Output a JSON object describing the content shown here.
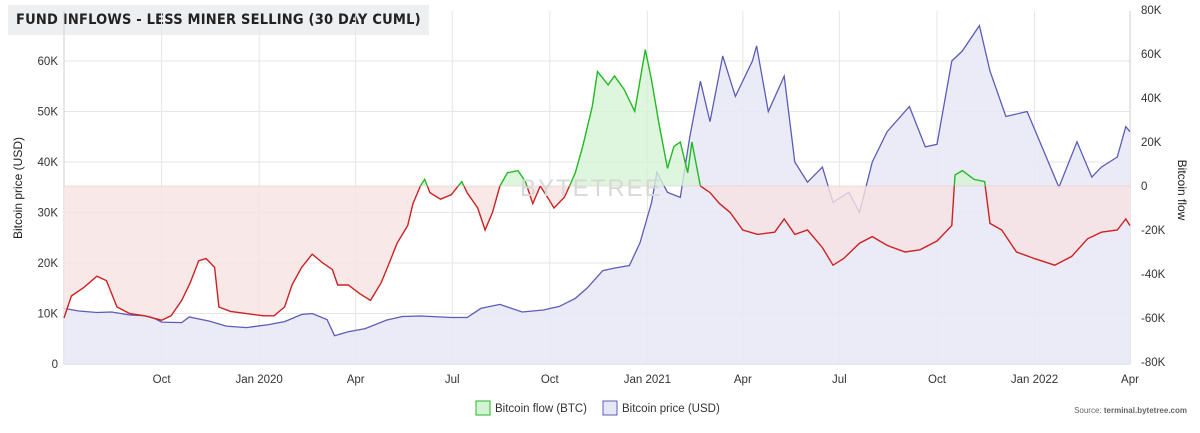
{
  "title": "FUND INFLOWS - LESS MINER SELLING (30 DAY CUML)",
  "watermark": "BYTETREE",
  "source_prefix": "Source: ",
  "source_site": "terminal.bytetree.com",
  "colors": {
    "flow_positive": "#22b922",
    "flow_negative": "#cc2222",
    "flow_positive_fill": "#d6f2d6",
    "flow_negative_fill": "#f6e2e2",
    "price_line": "#5c5cb8",
    "price_fill": "#e7e8f6"
  },
  "chart_data": {
    "type": "line",
    "title": "FUND INFLOWS - LESS MINER SELLING (30 DAY CUML)",
    "x_ticks": [
      "Oct",
      "Jan 2020",
      "Apr",
      "Jul",
      "Oct",
      "Jan 2021",
      "Apr",
      "Jul",
      "Oct",
      "Jan 2022",
      "Apr"
    ],
    "x_range": [
      "2019-07-01",
      "2022-04-01"
    ],
    "y_left": {
      "label": "Bitcoin price (USD)",
      "ticks": [
        "0",
        "10K",
        "20K",
        "30K",
        "40K",
        "50K",
        "60K"
      ],
      "range": [
        0,
        70000
      ]
    },
    "y_right": {
      "label": "Bitcoin flow",
      "ticks": [
        "-80K",
        "-60K",
        "-40K",
        "-20K",
        "0",
        "20K",
        "40K",
        "60K",
        "80K"
      ],
      "range": [
        -80000,
        80000
      ]
    },
    "legend": [
      "Bitcoin flow (BTC)",
      "Bitcoin price (USD)"
    ],
    "legend_position": "bottom",
    "series": [
      {
        "name": "Bitcoin flow (BTC)",
        "axis": "right",
        "points": [
          [
            "2019-07-01",
            -60000
          ],
          [
            "2019-07-08",
            -50000
          ],
          [
            "2019-07-20",
            -46000
          ],
          [
            "2019-08-01",
            -41000
          ],
          [
            "2019-08-10",
            -43000
          ],
          [
            "2019-08-20",
            -55000
          ],
          [
            "2019-09-01",
            -58000
          ],
          [
            "2019-09-15",
            -59000
          ],
          [
            "2019-10-01",
            -61000
          ],
          [
            "2019-10-10",
            -59000
          ],
          [
            "2019-10-20",
            -52000
          ],
          [
            "2019-10-28",
            -44000
          ],
          [
            "2019-11-05",
            -34000
          ],
          [
            "2019-11-12",
            -33000
          ],
          [
            "2019-11-20",
            -37000
          ],
          [
            "2019-11-24",
            -55000
          ],
          [
            "2019-12-05",
            -57000
          ],
          [
            "2019-12-20",
            -58000
          ],
          [
            "2020-01-05",
            -59000
          ],
          [
            "2020-01-15",
            -59000
          ],
          [
            "2020-01-25",
            -55000
          ],
          [
            "2020-02-01",
            -45000
          ],
          [
            "2020-02-10",
            -37000
          ],
          [
            "2020-02-20",
            -31000
          ],
          [
            "2020-03-01",
            -35000
          ],
          [
            "2020-03-10",
            -38000
          ],
          [
            "2020-03-15",
            -45000
          ],
          [
            "2020-03-25",
            -45000
          ],
          [
            "2020-04-05",
            -49000
          ],
          [
            "2020-04-15",
            -52000
          ],
          [
            "2020-04-25",
            -44000
          ],
          [
            "2020-05-01",
            -37000
          ],
          [
            "2020-05-10",
            -26000
          ],
          [
            "2020-05-20",
            -18000
          ],
          [
            "2020-05-25",
            -8000
          ],
          [
            "2020-06-01",
            0
          ],
          [
            "2020-06-05",
            3000
          ],
          [
            "2020-06-10",
            -3000
          ],
          [
            "2020-06-20",
            -6000
          ],
          [
            "2020-06-30",
            -4000
          ],
          [
            "2020-07-05",
            -1000
          ],
          [
            "2020-07-10",
            2000
          ],
          [
            "2020-07-15",
            -3000
          ],
          [
            "2020-07-25",
            -10000
          ],
          [
            "2020-08-01",
            -20000
          ],
          [
            "2020-08-08",
            -12000
          ],
          [
            "2020-08-15",
            0
          ],
          [
            "2020-08-22",
            6000
          ],
          [
            "2020-09-01",
            7000
          ],
          [
            "2020-09-08",
            2000
          ],
          [
            "2020-09-15",
            -8000
          ],
          [
            "2020-09-22",
            0
          ],
          [
            "2020-09-30",
            -6000
          ],
          [
            "2020-10-05",
            -10000
          ],
          [
            "2020-10-15",
            -5000
          ],
          [
            "2020-10-25",
            6000
          ],
          [
            "2020-11-01",
            18000
          ],
          [
            "2020-11-10",
            36000
          ],
          [
            "2020-11-15",
            52000
          ],
          [
            "2020-11-25",
            46000
          ],
          [
            "2020-12-01",
            50000
          ],
          [
            "2020-12-10",
            44000
          ],
          [
            "2020-12-20",
            34000
          ],
          [
            "2020-12-30",
            62000
          ],
          [
            "2021-01-05",
            48000
          ],
          [
            "2021-01-12",
            28000
          ],
          [
            "2021-01-20",
            8000
          ],
          [
            "2021-01-26",
            18000
          ],
          [
            "2021-02-01",
            20000
          ],
          [
            "2021-02-08",
            6000
          ],
          [
            "2021-02-12",
            20000
          ],
          [
            "2021-02-20",
            0
          ],
          [
            "2021-03-01",
            -3000
          ],
          [
            "2021-03-10",
            -8000
          ],
          [
            "2021-03-20",
            -12000
          ],
          [
            "2021-04-01",
            -20000
          ],
          [
            "2021-04-15",
            -22000
          ],
          [
            "2021-05-01",
            -21000
          ],
          [
            "2021-05-10",
            -15000
          ],
          [
            "2021-05-20",
            -22000
          ],
          [
            "2021-06-01",
            -20000
          ],
          [
            "2021-06-15",
            -28000
          ],
          [
            "2021-06-25",
            -36000
          ],
          [
            "2021-07-05",
            -33000
          ],
          [
            "2021-07-20",
            -26000
          ],
          [
            "2021-08-01",
            -23000
          ],
          [
            "2021-08-15",
            -27000
          ],
          [
            "2021-09-01",
            -30000
          ],
          [
            "2021-09-15",
            -29000
          ],
          [
            "2021-10-01",
            -25000
          ],
          [
            "2021-10-15",
            -18000
          ],
          [
            "2021-10-18",
            5000
          ],
          [
            "2021-10-25",
            7000
          ],
          [
            "2021-11-05",
            3000
          ],
          [
            "2021-11-15",
            2000
          ],
          [
            "2021-11-20",
            -17000
          ],
          [
            "2021-12-01",
            -20000
          ],
          [
            "2021-12-15",
            -30000
          ],
          [
            "2022-01-01",
            -33000
          ],
          [
            "2022-01-20",
            -36000
          ],
          [
            "2022-02-05",
            -32000
          ],
          [
            "2022-02-20",
            -24000
          ],
          [
            "2022-03-05",
            -21000
          ],
          [
            "2022-03-20",
            -20000
          ],
          [
            "2022-03-28",
            -15000
          ],
          [
            "2022-04-01",
            -18000
          ]
        ]
      },
      {
        "name": "Bitcoin price (USD)",
        "axis": "left",
        "points": [
          [
            "2019-07-01",
            11000
          ],
          [
            "2019-07-15",
            10500
          ],
          [
            "2019-08-01",
            10200
          ],
          [
            "2019-08-15",
            10300
          ],
          [
            "2019-09-01",
            9700
          ],
          [
            "2019-09-20",
            9500
          ],
          [
            "2019-10-01",
            8300
          ],
          [
            "2019-10-20",
            8200
          ],
          [
            "2019-10-27",
            9300
          ],
          [
            "2019-11-15",
            8500
          ],
          [
            "2019-12-01",
            7500
          ],
          [
            "2019-12-20",
            7200
          ],
          [
            "2020-01-10",
            7800
          ],
          [
            "2020-01-25",
            8400
          ],
          [
            "2020-02-10",
            9800
          ],
          [
            "2020-02-20",
            10000
          ],
          [
            "2020-03-05",
            8800
          ],
          [
            "2020-03-12",
            5600
          ],
          [
            "2020-03-25",
            6400
          ],
          [
            "2020-04-10",
            7000
          ],
          [
            "2020-04-30",
            8700
          ],
          [
            "2020-05-15",
            9400
          ],
          [
            "2020-06-01",
            9500
          ],
          [
            "2020-06-30",
            9200
          ],
          [
            "2020-07-15",
            9200
          ],
          [
            "2020-07-28",
            11000
          ],
          [
            "2020-08-15",
            11800
          ],
          [
            "2020-09-05",
            10300
          ],
          [
            "2020-09-25",
            10700
          ],
          [
            "2020-10-10",
            11400
          ],
          [
            "2020-10-25",
            13000
          ],
          [
            "2020-11-05",
            15000
          ],
          [
            "2020-11-20",
            18500
          ],
          [
            "2020-12-01",
            19000
          ],
          [
            "2020-12-15",
            19500
          ],
          [
            "2020-12-25",
            24000
          ],
          [
            "2021-01-05",
            32000
          ],
          [
            "2021-01-10",
            38000
          ],
          [
            "2021-01-20",
            34000
          ],
          [
            "2021-02-01",
            33000
          ],
          [
            "2021-02-10",
            45000
          ],
          [
            "2021-02-20",
            56000
          ],
          [
            "2021-03-01",
            48000
          ],
          [
            "2021-03-13",
            61000
          ],
          [
            "2021-03-25",
            53000
          ],
          [
            "2021-04-10",
            60000
          ],
          [
            "2021-04-14",
            63000
          ],
          [
            "2021-04-25",
            50000
          ],
          [
            "2021-05-10",
            57000
          ],
          [
            "2021-05-20",
            40000
          ],
          [
            "2021-06-01",
            36000
          ],
          [
            "2021-06-15",
            39000
          ],
          [
            "2021-06-25",
            32000
          ],
          [
            "2021-07-10",
            34000
          ],
          [
            "2021-07-20",
            30000
          ],
          [
            "2021-08-01",
            40000
          ],
          [
            "2021-08-15",
            46000
          ],
          [
            "2021-09-05",
            51000
          ],
          [
            "2021-09-20",
            43000
          ],
          [
            "2021-10-01",
            43500
          ],
          [
            "2021-10-15",
            60000
          ],
          [
            "2021-10-25",
            62000
          ],
          [
            "2021-11-10",
            67000
          ],
          [
            "2021-11-20",
            58000
          ],
          [
            "2021-12-05",
            49000
          ],
          [
            "2021-12-25",
            50000
          ],
          [
            "2022-01-10",
            42000
          ],
          [
            "2022-01-24",
            35000
          ],
          [
            "2022-02-10",
            44000
          ],
          [
            "2022-02-24",
            37000
          ],
          [
            "2022-03-05",
            39000
          ],
          [
            "2022-03-20",
            41000
          ],
          [
            "2022-03-28",
            47000
          ],
          [
            "2022-04-01",
            46000
          ]
        ]
      }
    ]
  }
}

★ ★ ★

- Problem requirements -
Check each line of the records for the word "FUND", and show the lines that contain it.

- Response to the exercise -
  "title": "FUND INFLOWS - LESS MINER SELLING (30 DAY CUML)",
    "title": "FUND INFLOWS - LESS MINER SELLING (30 DAY CUML)",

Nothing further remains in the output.